* **Task brief**: All entries must be repeated exactly; do not include the pictures.

* **Input material**:
+===+

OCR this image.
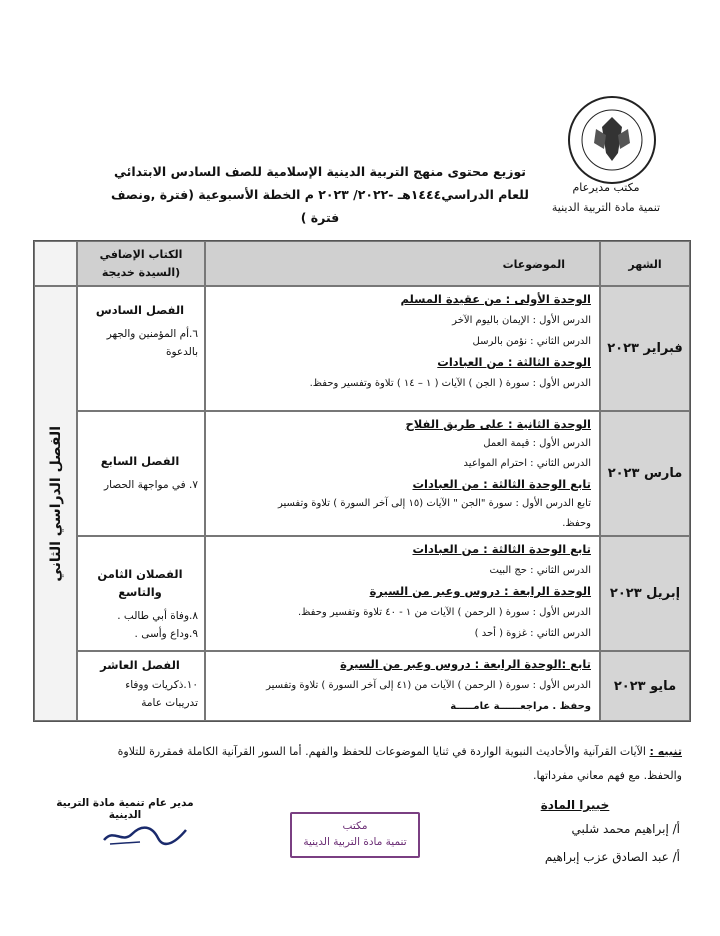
مكتب مديرعام
تنمية مادة التربية الدينية
توزيع محتوى منهج التربية الدينية الإسلامية للصف السادس الابتدائي
للعام الدراسي١٤٤٤هـ -٢٠٢٢/ ٢٠٢٣ م الخطة الأسبوعية (فترة ,ونصف فترة )
الكتاب الإضافي
(السيدة خديجة
الموضوعات	الشهر
الفصل الدراسي الثاني
الفصل السادس
٦.أم المؤمنين والجهر
بالدعوة
الوحدة الأولى : من عقيدة المسلم
الدرس الأول : الإيمان باليوم الآخر
الدرس الثاني : نؤمن بالرسل
الوحدة الثالثة : من العبادات
الدرس الأول : سورة ( الجن ) الآيات ( ١ – ١٤ ) تلاوة وتفسير وحفظ.
فبراير ٢٠٢٣
الفصل السابع
٧. في مواجهة الحصار
الوحدة الثانية : على طريق الفلاح
الدرس الأول : قيمة العمل
الدرس الثاني : احترام المواعيد
تابع الوحدة الثالثة : من العبادات
تابع الدرس الأول : سورة "الجن " الآيات (١٥ إلى آخر السورة ) تلاوة وتفسير
وحفظ.
مارس ٢٠٢٣
الفصلان الثامن والتاسع
٨.وفاة أبي طالب .
٩.وداع وأسى .
تابع الوحدة الثالثة : من العبادات
الدرس الثاني : حج البيت
الوحدة الرابعة : دروس وعبر من السيرة
الدرس الأول : سورة ( الرحمن ) الآيات من ١ - ٤٠ تلاوة وتفسير وحفظ.
الدرس الثاني : غزوة ( أحد )
إبريل ٢٠٢٣
الفصل العاشر
١٠.ذكريات ووفاء
تدريبات عامة
تابع :الوحدة الرابعة : دروس وعبر من السيرة
الدرس الأول : سورة ( الرحمن ) الآيات من (٤١ إلى آخر السورة ) تلاوة وتفسير
وحفظ . مراجعــــــة عامـــــة
مايو ٢٠٢٣
تنبيه : الآيات القرآنية والأحاديث النبوية الواردة في ثنايا الموضوعات للحفظ والفهم. أما السور القرآنية الكاملة فمقررة للتلاوة
والحفظ. مع فهم معاني مفرداتها.
مدير عام تنمية مادة التربية الدينية
مكتب
تنمية مادة التربية الدينية
خبيرا المادة
أ/ إبراهيم محمد شلبي
أ/ عبد الصادق عزب إبراهيم
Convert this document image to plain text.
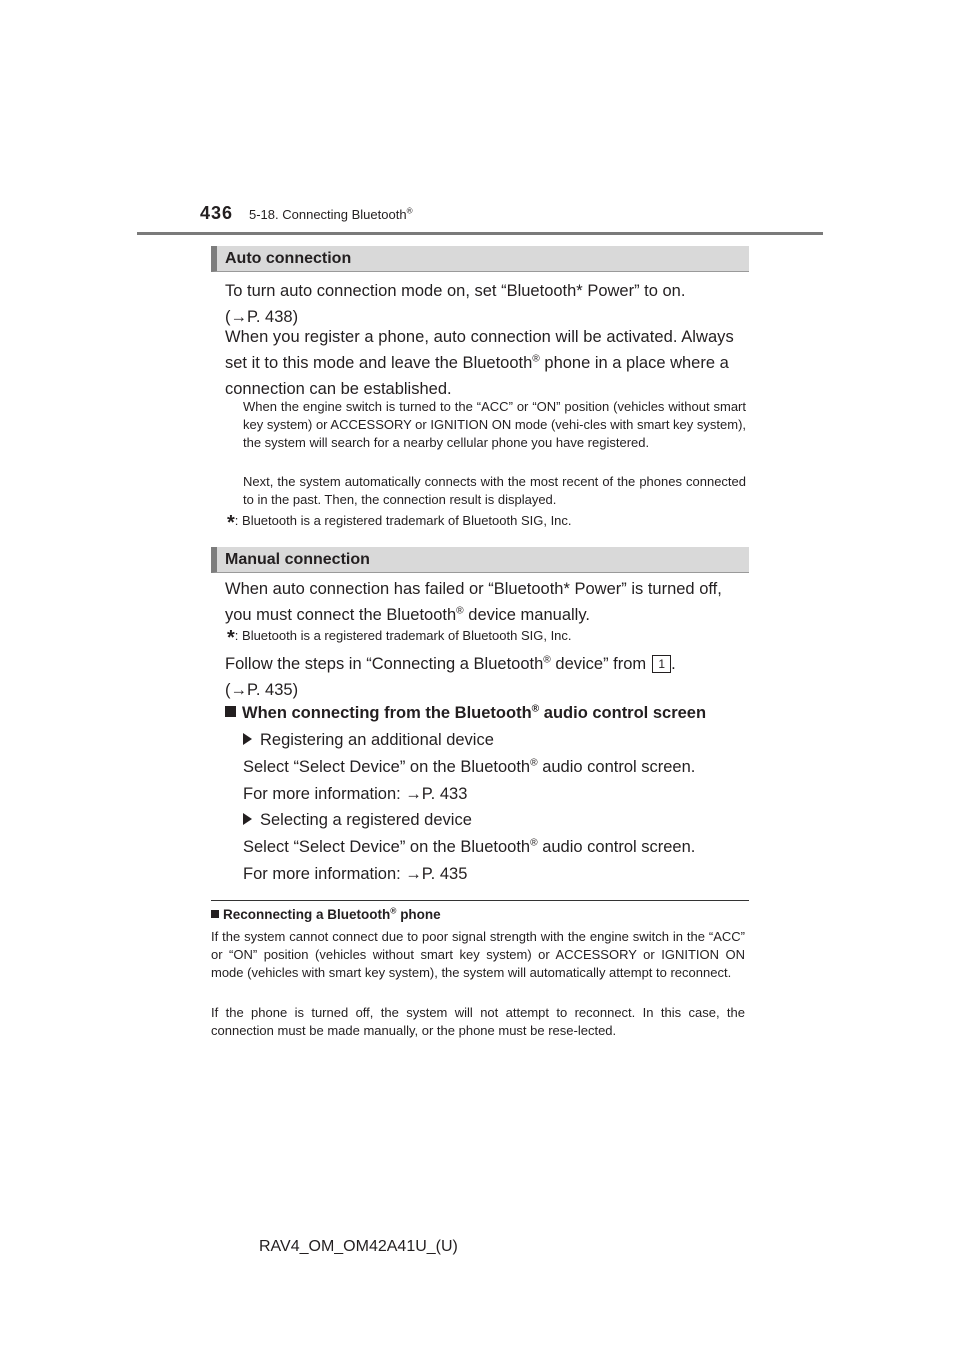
436 5-18. Connecting Bluetooth®
Auto connection
To turn auto connection mode on, set “Bluetooth* Power” to on.
(→P. 438)
When you register a phone, auto connection will be activated. Always
set it to this mode and leave the Bluetooth® phone in a place where a
connection can be established.
When the engine switch is turned to the “ACC” or “ON” position (vehicles without smart key system) or ACCESSORY or IGNITION ON mode (vehi-cles with smart key system), the system will search for a nearby cellular phone you have registered.
Next, the system automatically connects with the most recent of the phones connected to in the past. Then, the connection result is displayed.
*: Bluetooth is a registered trademark of Bluetooth SIG, Inc.
Manual connection
When auto connection has failed or “Bluetooth* Power” is turned off,
you must connect the Bluetooth® device manually.
*: Bluetooth is a registered trademark of Bluetooth SIG, Inc.
Follow the steps in “Connecting a Bluetooth® device” from 1 .
(→P. 435)
When connecting from the Bluetooth® audio control screen
Registering an additional device
Select “Select Device” on the Bluetooth® audio control screen.
For more information: →P. 433
Selecting a registered device
Select “Select Device” on the Bluetooth® audio control screen.
For more information: →P. 435
Reconnecting a Bluetooth® phone
If the system cannot connect due to poor signal strength with the engine switch in the “ACC” or “ON” position (vehicles without smart key system) or ACCESSORY or IGNITION ON mode (vehicles with smart key system), the system will automatically attempt to reconnect.
If the phone is turned off, the system will not attempt to reconnect. In this case, the connection must be made manually, or the phone must be rese-lected.
RAV4_OM_OM42A41U_(U)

+===+

* **The answer**:
OCR this image.
مكتب مديرعام
تنمية مادة التربية الدينية
توزيع محتوى منهج التربية الدينية الإسلامية للصف السادس الابتدائي
للعام الدراسي١٤٤٤هـ -٢٠٢٢/ ٢٠٢٣ م الخطة الأسبوعية (فترة ,ونصف فترة )
الكتاب الإضافي
(السيدة خديجة
الموضوعات	الشهر
الفصل الدراسي الثاني
الفصل السادس
٦.أم المؤمنين والجهر
بالدعوة
الوحدة الأولى : من عقيدة المسلم
الدرس الأول : الإيمان باليوم الآخر
الدرس الثاني : نؤمن بالرسل
الوحدة الثالثة : من العبادات
الدرس الأول : سورة ( الجن ) الآيات ( ١ – ١٤ ) تلاوة وتفسير وحفظ.
فبراير ٢٠٢٣
الفصل السابع
٧. في مواجهة الحصار
الوحدة الثانية : على طريق الفلاح
الدرس الأول : قيمة العمل
الدرس الثاني : احترام المواعيد
تابع الوحدة الثالثة : من العبادات
تابع الدرس الأول : سورة "الجن " الآيات (١٥ إلى آخر السورة ) تلاوة وتفسير
وحفظ.
مارس ٢٠٢٣
الفصلان الثامن والتاسع
٨.وفاة أبي طالب .
٩.وداع وأسى .
تابع الوحدة الثالثة : من العبادات
الدرس الثاني : حج البيت
الوحدة الرابعة : دروس وعبر من السيرة
الدرس الأول : سورة ( الرحمن ) الآيات من ١ - ٤٠ تلاوة وتفسير وحفظ.
الدرس الثاني : غزوة ( أحد )
إبريل ٢٠٢٣
الفصل العاشر
١٠.ذكريات ووفاء
تدريبات عامة
تابع :الوحدة الرابعة : دروس وعبر من السيرة
الدرس الأول : سورة ( الرحمن ) الآيات من (٤١ إلى آخر السورة ) تلاوة وتفسير
وحفظ . مراجعــــــة عامـــــة
مايو ٢٠٢٣
تنبيه : الآيات القرآنية والأحاديث النبوية الواردة في ثنايا الموضوعات للحفظ والفهم. أما السور القرآنية الكاملة فمقررة للتلاوة
والحفظ. مع فهم معاني مفرداتها.
مدير عام تنمية مادة التربية الدينية
مكتب
تنمية مادة التربية الدينية
خبيرا المادة
أ/ إبراهيم محمد شلبي
أ/ عبد الصادق عزب إبراهيم
Convert this document image to plain text.
436 5-18. Connecting Bluetooth®
Auto connection
To turn auto connection mode on, set “Bluetooth* Power” to on.
(→P. 438)
When you register a phone, auto connection will be activated. Always
set it to this mode and leave the Bluetooth® phone in a place where a
connection can be established.
When the engine switch is turned to the “ACC” or “ON” position (vehicles without smart key system) or ACCESSORY or IGNITION ON mode (vehi-cles with smart key system), the system will search for a nearby cellular phone you have registered.
Next, the system automatically connects with the most recent of the phones connected to in the past. Then, the connection result is displayed.
*: Bluetooth is a registered trademark of Bluetooth SIG, Inc.
Manual connection
When auto connection has failed or “Bluetooth* Power” is turned off,
you must connect the Bluetooth® device manually.
*: Bluetooth is a registered trademark of Bluetooth SIG, Inc.
Follow the steps in “Connecting a Bluetooth® device” from 1 .
(→P. 435)
When connecting from the Bluetooth® audio control screen
Registering an additional device
Select “Select Device” on the Bluetooth® audio control screen.
For more information: →P. 433
Selecting a registered device
Select “Select Device” on the Bluetooth® audio control screen.
For more information: →P. 435
Reconnecting a Bluetooth® phone
If the system cannot connect due to poor signal strength with the engine switch in the “ACC” or “ON” position (vehicles without smart key system) or ACCESSORY or IGNITION ON mode (vehicles with smart key system), the system will automatically attempt to reconnect.
If the phone is turned off, the system will not attempt to reconnect. In this case, the connection must be made manually, or the phone must be rese-lected.
RAV4_OM_OM42A41U_(U)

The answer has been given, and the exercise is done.